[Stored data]
◆ ◆ ◆ ◆ ◆ ◆ ◆

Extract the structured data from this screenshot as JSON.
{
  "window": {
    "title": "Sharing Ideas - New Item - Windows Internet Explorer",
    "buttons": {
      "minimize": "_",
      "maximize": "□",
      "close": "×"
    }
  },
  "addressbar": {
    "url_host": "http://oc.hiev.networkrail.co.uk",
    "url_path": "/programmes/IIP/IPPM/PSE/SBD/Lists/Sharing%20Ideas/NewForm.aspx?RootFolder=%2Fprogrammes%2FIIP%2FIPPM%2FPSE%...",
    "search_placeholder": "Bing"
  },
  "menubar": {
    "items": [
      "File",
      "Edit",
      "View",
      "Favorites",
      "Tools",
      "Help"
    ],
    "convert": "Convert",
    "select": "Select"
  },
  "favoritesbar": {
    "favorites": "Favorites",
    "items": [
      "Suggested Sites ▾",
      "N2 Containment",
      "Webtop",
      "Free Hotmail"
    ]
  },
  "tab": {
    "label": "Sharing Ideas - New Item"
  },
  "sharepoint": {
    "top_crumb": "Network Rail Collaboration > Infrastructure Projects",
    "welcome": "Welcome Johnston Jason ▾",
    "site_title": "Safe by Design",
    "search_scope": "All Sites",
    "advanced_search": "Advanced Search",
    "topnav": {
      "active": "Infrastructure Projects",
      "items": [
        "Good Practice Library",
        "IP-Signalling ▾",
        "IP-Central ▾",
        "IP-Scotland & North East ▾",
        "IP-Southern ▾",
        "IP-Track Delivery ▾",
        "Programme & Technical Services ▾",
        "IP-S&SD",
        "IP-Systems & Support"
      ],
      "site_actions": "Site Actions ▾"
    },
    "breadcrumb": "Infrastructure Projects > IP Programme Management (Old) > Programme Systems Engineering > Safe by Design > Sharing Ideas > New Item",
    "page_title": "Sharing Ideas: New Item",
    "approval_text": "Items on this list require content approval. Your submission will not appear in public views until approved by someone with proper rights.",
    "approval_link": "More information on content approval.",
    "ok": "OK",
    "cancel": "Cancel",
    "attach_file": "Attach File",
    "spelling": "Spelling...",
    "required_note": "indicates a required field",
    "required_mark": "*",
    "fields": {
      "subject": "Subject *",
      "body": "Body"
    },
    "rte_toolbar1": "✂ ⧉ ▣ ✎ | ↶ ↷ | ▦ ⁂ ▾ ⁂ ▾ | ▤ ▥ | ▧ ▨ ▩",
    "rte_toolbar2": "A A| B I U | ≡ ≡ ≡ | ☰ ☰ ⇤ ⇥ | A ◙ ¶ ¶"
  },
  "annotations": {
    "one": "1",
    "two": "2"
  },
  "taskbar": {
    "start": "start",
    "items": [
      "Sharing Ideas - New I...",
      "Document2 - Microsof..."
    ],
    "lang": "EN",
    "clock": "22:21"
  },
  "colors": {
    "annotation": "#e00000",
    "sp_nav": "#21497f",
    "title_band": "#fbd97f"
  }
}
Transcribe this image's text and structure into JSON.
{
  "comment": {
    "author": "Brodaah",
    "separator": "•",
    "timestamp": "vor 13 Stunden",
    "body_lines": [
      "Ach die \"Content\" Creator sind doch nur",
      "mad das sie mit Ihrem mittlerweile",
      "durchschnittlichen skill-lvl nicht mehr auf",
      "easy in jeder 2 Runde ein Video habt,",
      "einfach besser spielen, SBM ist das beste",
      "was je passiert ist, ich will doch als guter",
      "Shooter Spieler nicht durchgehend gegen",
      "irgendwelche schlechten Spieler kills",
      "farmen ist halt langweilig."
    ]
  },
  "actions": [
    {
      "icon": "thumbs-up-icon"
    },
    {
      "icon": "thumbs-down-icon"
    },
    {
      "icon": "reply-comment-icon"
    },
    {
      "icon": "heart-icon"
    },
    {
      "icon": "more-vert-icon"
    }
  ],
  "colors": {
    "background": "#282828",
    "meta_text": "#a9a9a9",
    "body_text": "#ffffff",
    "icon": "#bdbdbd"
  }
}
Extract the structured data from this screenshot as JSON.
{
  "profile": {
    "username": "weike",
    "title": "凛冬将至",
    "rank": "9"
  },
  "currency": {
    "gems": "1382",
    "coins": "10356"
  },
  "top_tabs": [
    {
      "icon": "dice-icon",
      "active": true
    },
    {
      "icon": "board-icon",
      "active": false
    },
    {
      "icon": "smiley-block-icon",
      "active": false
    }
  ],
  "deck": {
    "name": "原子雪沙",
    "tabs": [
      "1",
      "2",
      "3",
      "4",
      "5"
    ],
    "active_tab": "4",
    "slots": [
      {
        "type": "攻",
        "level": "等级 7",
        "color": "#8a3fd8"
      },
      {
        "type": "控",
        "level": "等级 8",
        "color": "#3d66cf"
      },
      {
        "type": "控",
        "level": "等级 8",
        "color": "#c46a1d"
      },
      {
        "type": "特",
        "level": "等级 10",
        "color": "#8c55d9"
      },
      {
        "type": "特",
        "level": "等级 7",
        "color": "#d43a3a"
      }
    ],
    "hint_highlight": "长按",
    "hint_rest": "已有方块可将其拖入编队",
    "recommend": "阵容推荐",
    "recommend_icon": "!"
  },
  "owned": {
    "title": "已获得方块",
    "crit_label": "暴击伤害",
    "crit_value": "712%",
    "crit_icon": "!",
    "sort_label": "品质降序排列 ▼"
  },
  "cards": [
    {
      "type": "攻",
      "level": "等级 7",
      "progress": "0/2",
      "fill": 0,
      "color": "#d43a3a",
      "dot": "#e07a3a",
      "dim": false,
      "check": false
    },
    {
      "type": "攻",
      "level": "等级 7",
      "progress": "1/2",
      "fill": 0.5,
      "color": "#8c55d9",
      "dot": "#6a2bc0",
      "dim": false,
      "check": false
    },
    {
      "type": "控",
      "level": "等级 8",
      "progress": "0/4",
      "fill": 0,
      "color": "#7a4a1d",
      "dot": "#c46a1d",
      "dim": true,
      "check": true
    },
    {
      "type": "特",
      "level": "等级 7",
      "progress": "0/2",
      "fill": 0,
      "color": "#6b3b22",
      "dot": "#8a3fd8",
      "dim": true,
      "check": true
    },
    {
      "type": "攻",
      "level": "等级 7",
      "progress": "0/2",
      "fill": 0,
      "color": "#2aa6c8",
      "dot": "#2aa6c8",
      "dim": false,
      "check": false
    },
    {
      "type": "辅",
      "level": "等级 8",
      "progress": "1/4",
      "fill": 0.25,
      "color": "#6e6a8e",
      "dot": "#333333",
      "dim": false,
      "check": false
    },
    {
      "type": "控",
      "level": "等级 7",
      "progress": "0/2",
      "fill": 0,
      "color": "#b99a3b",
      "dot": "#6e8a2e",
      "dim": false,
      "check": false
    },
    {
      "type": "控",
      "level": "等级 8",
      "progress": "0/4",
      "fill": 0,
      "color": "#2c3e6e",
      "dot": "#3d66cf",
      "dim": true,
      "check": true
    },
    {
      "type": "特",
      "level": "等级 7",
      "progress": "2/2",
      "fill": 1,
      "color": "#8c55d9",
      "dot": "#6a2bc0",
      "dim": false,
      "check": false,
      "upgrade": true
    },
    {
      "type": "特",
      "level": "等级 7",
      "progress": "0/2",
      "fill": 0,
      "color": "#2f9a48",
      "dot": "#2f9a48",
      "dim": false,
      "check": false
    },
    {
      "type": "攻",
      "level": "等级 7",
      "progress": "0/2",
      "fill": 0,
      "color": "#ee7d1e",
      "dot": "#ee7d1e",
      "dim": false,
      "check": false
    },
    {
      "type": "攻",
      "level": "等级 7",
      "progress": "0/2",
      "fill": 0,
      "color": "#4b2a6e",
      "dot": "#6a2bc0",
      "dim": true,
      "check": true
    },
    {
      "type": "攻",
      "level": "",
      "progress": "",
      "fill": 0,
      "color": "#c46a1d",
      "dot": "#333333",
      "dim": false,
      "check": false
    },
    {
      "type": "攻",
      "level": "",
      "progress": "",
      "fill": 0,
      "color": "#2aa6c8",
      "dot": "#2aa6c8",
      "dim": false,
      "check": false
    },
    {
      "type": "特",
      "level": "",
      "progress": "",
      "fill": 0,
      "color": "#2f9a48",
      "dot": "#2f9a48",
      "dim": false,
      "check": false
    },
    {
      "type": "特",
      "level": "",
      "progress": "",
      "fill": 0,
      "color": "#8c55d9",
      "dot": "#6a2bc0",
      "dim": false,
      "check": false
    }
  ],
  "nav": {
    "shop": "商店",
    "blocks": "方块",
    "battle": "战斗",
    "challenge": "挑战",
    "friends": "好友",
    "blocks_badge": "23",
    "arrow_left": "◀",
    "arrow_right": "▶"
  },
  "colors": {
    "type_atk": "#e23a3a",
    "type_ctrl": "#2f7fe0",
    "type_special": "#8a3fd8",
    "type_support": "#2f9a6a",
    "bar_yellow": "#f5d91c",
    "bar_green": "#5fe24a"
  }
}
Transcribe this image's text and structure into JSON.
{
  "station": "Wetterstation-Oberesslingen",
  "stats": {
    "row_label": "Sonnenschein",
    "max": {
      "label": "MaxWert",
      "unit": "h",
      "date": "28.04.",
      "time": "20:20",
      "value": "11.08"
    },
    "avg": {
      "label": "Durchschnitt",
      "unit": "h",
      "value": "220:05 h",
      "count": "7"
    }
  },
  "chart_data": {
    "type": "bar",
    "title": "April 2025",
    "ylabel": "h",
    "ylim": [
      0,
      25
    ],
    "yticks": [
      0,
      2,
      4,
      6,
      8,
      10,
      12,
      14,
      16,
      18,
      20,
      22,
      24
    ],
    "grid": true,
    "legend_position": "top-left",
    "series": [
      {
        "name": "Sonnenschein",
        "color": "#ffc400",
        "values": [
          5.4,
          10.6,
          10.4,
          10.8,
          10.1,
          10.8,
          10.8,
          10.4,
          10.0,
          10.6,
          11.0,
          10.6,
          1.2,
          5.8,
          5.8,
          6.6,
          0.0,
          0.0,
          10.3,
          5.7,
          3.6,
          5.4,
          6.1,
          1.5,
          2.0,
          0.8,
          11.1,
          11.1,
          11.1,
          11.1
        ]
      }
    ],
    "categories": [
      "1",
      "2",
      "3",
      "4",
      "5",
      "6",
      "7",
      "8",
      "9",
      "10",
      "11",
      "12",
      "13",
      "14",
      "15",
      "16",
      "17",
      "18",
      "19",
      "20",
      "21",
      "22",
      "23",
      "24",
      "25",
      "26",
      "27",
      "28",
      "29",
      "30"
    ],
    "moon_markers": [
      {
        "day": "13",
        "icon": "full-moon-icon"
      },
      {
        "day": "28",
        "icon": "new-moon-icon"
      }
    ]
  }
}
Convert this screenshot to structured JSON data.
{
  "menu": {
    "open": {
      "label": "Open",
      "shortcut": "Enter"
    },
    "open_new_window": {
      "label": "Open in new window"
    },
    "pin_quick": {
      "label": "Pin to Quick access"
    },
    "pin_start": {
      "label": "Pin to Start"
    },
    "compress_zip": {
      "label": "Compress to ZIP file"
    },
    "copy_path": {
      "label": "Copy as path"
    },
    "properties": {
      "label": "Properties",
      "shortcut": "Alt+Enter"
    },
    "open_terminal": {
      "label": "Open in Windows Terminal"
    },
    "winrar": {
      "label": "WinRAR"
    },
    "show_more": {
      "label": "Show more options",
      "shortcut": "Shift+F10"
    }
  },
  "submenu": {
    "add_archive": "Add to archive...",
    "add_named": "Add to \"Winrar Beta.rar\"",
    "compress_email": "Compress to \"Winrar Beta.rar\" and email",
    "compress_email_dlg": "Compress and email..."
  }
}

◆ ◆ ◆ ◆ ◆ ◆ ◆

→ Task prompt: Copy each line exactly, from the line containing "Convert this screenshot" down to the last line of the material, and no other lines.

→ Problem solution:
Convert this screenshot to structured JSON data.
{
  "menu": {
    "open": {
      "label": "Open",
      "shortcut": "Enter"
    },
    "open_new_window": {
      "label": "Open in new window"
    },
    "pin_quick": {
      "label": "Pin to Quick access"
    },
    "pin_start": {
      "label": "Pin to Start"
    },
    "compress_zip": {
      "label": "Compress to ZIP file"
    },
    "copy_path": {
      "label": "Copy as path"
    },
    "properties": {
      "label": "Properties",
      "shortcut": "Alt+Enter"
    },
    "open_terminal": {
      "label": "Open in Windows Terminal"
    },
    "winrar": {
      "label": "WinRAR"
    },
    "show_more": {
      "label": "Show more options",
      "shortcut": "Shift+F10"
    }
  },
  "submenu": {
    "add_archive": "Add to archive...",
    "add_named": "Add to \"Winrar Beta.rar\"",
    "compress_email": "Compress to \"Winrar Beta.rar\" and email",
    "compress_email_dlg": "Compress and email..."
  }
}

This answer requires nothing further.